To do
Keep only the lines where "value" appears.

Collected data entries
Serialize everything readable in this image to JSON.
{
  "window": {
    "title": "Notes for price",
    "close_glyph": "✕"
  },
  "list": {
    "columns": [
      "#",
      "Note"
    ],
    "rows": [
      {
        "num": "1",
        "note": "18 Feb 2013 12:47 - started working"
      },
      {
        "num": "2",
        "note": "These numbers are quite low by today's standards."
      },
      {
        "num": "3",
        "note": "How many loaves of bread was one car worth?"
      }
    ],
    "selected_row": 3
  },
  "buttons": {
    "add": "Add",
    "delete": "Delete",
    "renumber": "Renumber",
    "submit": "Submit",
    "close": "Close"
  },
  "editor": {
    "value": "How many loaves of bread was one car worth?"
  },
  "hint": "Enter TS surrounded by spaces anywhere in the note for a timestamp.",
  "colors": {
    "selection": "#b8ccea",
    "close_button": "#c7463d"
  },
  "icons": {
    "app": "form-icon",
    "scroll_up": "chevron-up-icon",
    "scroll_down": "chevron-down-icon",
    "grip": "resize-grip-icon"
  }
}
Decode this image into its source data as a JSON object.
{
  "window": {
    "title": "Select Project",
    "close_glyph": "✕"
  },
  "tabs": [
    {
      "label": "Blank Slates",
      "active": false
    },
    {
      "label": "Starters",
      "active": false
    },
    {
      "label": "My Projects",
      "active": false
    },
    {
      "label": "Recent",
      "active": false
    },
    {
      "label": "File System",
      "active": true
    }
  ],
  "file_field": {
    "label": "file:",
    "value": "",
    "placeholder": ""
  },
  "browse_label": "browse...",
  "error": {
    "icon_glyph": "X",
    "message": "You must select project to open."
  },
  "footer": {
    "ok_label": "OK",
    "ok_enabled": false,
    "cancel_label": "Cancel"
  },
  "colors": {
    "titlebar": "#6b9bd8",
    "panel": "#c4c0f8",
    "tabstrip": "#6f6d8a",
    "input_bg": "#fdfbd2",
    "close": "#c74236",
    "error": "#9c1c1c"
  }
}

Exercise response
    "value": "How many loaves of bread was one car worth?"
    "value": "",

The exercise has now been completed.